* **TASK REQUIREMENTS**:
Print all of the data exactly as written.

Dataset records:
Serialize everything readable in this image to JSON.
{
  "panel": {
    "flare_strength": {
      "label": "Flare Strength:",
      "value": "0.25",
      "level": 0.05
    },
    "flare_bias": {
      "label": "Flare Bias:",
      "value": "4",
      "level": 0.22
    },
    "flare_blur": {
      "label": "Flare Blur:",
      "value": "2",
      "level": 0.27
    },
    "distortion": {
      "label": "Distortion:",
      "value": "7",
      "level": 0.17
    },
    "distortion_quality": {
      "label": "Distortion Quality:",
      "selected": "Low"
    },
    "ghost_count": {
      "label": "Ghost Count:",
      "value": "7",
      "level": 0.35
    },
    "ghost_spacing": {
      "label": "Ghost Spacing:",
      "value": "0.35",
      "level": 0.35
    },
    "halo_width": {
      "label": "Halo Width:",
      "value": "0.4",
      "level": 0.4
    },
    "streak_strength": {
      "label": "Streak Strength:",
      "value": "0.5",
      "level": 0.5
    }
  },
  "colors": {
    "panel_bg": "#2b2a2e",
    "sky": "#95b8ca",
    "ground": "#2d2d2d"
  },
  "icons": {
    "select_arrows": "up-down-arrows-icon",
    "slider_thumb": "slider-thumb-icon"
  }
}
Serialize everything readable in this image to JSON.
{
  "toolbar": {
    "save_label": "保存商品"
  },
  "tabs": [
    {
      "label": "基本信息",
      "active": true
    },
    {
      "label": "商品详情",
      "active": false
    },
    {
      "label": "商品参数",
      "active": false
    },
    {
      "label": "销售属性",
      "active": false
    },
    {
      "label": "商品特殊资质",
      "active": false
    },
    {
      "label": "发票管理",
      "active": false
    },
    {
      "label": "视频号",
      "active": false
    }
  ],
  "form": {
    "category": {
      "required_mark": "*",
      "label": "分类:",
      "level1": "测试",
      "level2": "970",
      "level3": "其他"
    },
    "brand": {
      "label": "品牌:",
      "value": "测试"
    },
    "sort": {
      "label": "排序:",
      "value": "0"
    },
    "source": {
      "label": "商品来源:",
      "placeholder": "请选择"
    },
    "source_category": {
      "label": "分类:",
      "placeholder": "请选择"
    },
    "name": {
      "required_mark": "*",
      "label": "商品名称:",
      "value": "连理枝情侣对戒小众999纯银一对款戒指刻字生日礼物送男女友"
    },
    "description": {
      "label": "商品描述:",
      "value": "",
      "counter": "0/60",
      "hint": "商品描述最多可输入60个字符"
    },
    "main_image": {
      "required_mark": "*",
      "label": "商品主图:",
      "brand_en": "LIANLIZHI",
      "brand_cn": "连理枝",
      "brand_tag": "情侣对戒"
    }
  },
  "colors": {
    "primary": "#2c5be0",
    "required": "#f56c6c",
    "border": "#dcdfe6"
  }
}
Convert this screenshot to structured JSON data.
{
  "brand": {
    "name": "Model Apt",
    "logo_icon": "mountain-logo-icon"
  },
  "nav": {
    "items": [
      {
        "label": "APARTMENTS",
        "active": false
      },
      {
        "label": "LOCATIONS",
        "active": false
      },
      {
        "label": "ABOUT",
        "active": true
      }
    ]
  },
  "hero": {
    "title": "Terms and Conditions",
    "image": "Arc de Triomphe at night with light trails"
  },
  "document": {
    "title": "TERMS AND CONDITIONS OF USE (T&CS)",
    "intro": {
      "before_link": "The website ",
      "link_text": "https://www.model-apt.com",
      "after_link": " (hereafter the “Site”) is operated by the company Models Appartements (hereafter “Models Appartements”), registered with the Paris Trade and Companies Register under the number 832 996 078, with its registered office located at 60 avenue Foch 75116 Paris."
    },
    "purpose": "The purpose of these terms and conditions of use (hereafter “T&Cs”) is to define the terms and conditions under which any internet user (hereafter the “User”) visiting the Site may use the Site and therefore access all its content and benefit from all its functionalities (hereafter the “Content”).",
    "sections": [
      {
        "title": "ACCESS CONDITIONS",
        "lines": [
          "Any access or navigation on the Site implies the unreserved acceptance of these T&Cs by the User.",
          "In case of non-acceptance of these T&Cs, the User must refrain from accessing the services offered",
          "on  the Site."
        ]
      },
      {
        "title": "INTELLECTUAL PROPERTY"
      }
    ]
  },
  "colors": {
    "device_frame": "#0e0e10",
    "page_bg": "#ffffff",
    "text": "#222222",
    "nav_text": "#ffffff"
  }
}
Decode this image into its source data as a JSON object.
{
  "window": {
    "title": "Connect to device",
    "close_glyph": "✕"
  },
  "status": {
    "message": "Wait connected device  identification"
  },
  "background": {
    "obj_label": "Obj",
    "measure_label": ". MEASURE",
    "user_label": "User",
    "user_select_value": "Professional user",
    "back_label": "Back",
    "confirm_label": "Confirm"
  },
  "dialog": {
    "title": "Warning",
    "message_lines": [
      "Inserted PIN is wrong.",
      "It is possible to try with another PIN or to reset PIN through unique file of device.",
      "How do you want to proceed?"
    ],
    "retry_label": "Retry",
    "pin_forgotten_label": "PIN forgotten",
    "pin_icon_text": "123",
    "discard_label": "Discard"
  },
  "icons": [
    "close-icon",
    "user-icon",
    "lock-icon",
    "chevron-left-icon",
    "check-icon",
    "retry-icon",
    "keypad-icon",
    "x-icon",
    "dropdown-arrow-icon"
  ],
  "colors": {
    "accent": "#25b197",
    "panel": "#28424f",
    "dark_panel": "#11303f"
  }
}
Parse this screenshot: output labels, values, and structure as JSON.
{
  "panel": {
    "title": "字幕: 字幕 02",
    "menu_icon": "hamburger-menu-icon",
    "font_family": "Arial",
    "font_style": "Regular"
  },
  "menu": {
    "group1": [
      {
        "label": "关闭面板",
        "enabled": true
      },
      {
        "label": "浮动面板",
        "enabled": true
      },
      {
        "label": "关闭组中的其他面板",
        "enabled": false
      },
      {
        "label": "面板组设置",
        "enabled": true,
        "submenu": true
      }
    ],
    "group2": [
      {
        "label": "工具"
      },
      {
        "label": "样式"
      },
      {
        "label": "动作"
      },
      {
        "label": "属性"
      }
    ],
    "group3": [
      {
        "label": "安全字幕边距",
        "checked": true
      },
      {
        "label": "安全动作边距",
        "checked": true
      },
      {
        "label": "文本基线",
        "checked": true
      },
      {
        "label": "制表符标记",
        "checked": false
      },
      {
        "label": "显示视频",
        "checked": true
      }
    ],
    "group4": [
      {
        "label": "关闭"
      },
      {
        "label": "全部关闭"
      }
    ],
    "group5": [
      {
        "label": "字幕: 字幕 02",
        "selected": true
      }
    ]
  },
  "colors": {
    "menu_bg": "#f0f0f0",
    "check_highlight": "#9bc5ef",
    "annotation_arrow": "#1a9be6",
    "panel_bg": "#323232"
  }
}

* **SOLUTION TO THIS PROBLEM**:
Serialize everything readable in this image to JSON.
{
  "panel": {
    "flare_strength": {
      "label": "Flare Strength:",
      "value": "0.25",
      "level": 0.05
    },
    "flare_bias": {
      "label": "Flare Bias:",
      "value": "4",
      "level": 0.22
    },
    "flare_blur": {
      "label": "Flare Blur:",
      "value": "2",
      "level": 0.27
    },
    "distortion": {
      "label": "Distortion:",
      "value": "7",
      "level": 0.17
    },
    "distortion_quality": {
      "label": "Distortion Quality:",
      "selected": "Low"
    },
    "ghost_count": {
      "label": "Ghost Count:",
      "value": "7",
      "level": 0.35
    },
    "ghost_spacing": {
      "label": "Ghost Spacing:",
      "value": "0.35",
      "level": 0.35
    },
    "halo_width": {
      "label": "Halo Width:",
      "value": "0.4",
      "level": 0.4
    },
    "streak_strength": {
      "label": "Streak Strength:",
      "value": "0.5",
      "level": 0.5
    }
  },
  "colors": {
    "panel_bg": "#2b2a2e",
    "sky": "#95b8ca",
    "ground": "#2d2d2d"
  },
  "icons": {
    "select_arrows": "up-down-arrows-icon",
    "slider_thumb": "slider-thumb-icon"
  }
}
Serialize everything readable in this image to JSON.
{
  "toolbar": {
    "save_label": "保存商品"
  },
  "tabs": [
    {
      "label": "基本信息",
      "active": true
    },
    {
      "label": "商品详情",
      "active": false
    },
    {
      "label": "商品参数",
      "active": false
    },
    {
      "label": "销售属性",
      "active": false
    },
    {
      "label": "商品特殊资质",
      "active": false
    },
    {
      "label": "发票管理",
      "active": false
    },
    {
      "label": "视频号",
      "active": false
    }
  ],
  "form": {
    "category": {
      "required_mark": "*",
      "label": "分类:",
      "level1": "测试",
      "level2": "970",
      "level3": "其他"
    },
    "brand": {
      "label": "品牌:",
      "value": "测试"
    },
    "sort": {
      "label": "排序:",
      "value": "0"
    },
    "source": {
      "label": "商品来源:",
      "placeholder": "请选择"
    },
    "source_category": {
      "label": "分类:",
      "placeholder": "请选择"
    },
    "name": {
      "required_mark": "*",
      "label": "商品名称:",
      "value": "连理枝情侣对戒小众999纯银一对款戒指刻字生日礼物送男女友"
    },
    "description": {
      "label": "商品描述:",
      "value": "",
      "counter": "0/60",
      "hint": "商品描述最多可输入60个字符"
    },
    "main_image": {
      "required_mark": "*",
      "label": "商品主图:",
      "brand_en": "LIANLIZHI",
      "brand_cn": "连理枝",
      "brand_tag": "情侣对戒"
    }
  },
  "colors": {
    "primary": "#2c5be0",
    "required": "#f56c6c",
    "border": "#dcdfe6"
  }
}
Convert this screenshot to structured JSON data.
{
  "brand": {
    "name": "Model Apt",
    "logo_icon": "mountain-logo-icon"
  },
  "nav": {
    "items": [
      {
        "label": "APARTMENTS",
        "active": false
      },
      {
        "label": "LOCATIONS",
        "active": false
      },
      {
        "label": "ABOUT",
        "active": true
      }
    ]
  },
  "hero": {
    "title": "Terms and Conditions",
    "image": "Arc de Triomphe at night with light trails"
  },
  "document": {
    "title": "TERMS AND CONDITIONS OF USE (T&CS)",
    "intro": {
      "before_link": "The website ",
      "link_text": "https://www.model-apt.com",
      "after_link": " (hereafter the “Site”) is operated by the company Models Appartements (hereafter “Models Appartements”), registered with the Paris Trade and Companies Register under the number 832 996 078, with its registered office located at 60 avenue Foch 75116 Paris."
    },
    "purpose": "The purpose of these terms and conditions of use (hereafter “T&Cs”) is to define the terms and conditions under which any internet user (hereafter the “User”) visiting the Site may use the Site and therefore access all its content and benefit from all its functionalities (hereafter the “Content”).",
    "sections": [
      {
        "title": "ACCESS CONDITIONS",
        "lines": [
          "Any access or navigation on the Site implies the unreserved acceptance of these T&Cs by the User.",
          "In case of non-acceptance of these T&Cs, the User must refrain from accessing the services offered",
          "on  the Site."
        ]
      },
      {
        "title": "INTELLECTUAL PROPERTY"
      }
    ]
  },
  "colors": {
    "device_frame": "#0e0e10",
    "page_bg": "#ffffff",
    "text": "#222222",
    "nav_text": "#ffffff"
  }
}
Decode this image into its source data as a JSON object.
{
  "window": {
    "title": "Connect to device",
    "close_glyph": "✕"
  },
  "status": {
    "message": "Wait connected device  identification"
  },
  "background": {
    "obj_label": "Obj",
    "measure_label": ". MEASURE",
    "user_label": "User",
    "user_select_value": "Professional user",
    "back_label": "Back",
    "confirm_label": "Confirm"
  },
  "dialog": {
    "title": "Warning",
    "message_lines": [
      "Inserted PIN is wrong.",
      "It is possible to try with another PIN or to reset PIN through unique file of device.",
      "How do you want to proceed?"
    ],
    "retry_label": "Retry",
    "pin_forgotten_label": "PIN forgotten",
    "pin_icon_text": "123",
    "discard_label": "Discard"
  },
  "icons": [
    "close-icon",
    "user-icon",
    "lock-icon",
    "chevron-left-icon",
    "check-icon",
    "retry-icon",
    "keypad-icon",
    "x-icon",
    "dropdown-arrow-icon"
  ],
  "colors": {
    "accent": "#25b197",
    "panel": "#28424f",
    "dark_panel": "#11303f"
  }
}
Parse this screenshot: output labels, values, and structure as JSON.
{
  "panel": {
    "title": "字幕: 字幕 02",
    "menu_icon": "hamburger-menu-icon",
    "font_family": "Arial",
    "font_style": "Regular"
  },
  "menu": {
    "group1": [
      {
        "label": "关闭面板",
        "enabled": true
      },
      {
        "label": "浮动面板",
        "enabled": true
      },
      {
        "label": "关闭组中的其他面板",
        "enabled": false
      },
      {
        "label": "面板组设置",
        "enabled": true,
        "submenu": true
      }
    ],
    "group2": [
      {
        "label": "工具"
      },
      {
        "label": "样式"
      },
      {
        "label": "动作"
      },
      {
        "label": "属性"
      }
    ],
    "group3": [
      {
        "label": "安全字幕边距",
        "checked": true
      },
      {
        "label": "安全动作边距",
        "checked": true
      },
      {
        "label": "文本基线",
        "checked": true
      },
      {
        "label": "制表符标记",
        "checked": false
      },
      {
        "label": "显示视频",
        "checked": true
      }
    ],
    "group4": [
      {
        "label": "关闭"
      },
      {
        "label": "全部关闭"
      }
    ],
    "group5": [
      {
        "label": "字幕: 字幕 02",
        "selected": true
      }
    ]
  },
  "colors": {
    "menu_bg": "#f0f0f0",
    "check_highlight": "#9bc5ef",
    "annotation_arrow": "#1a9be6",
    "panel_bg": "#323232"
  }
}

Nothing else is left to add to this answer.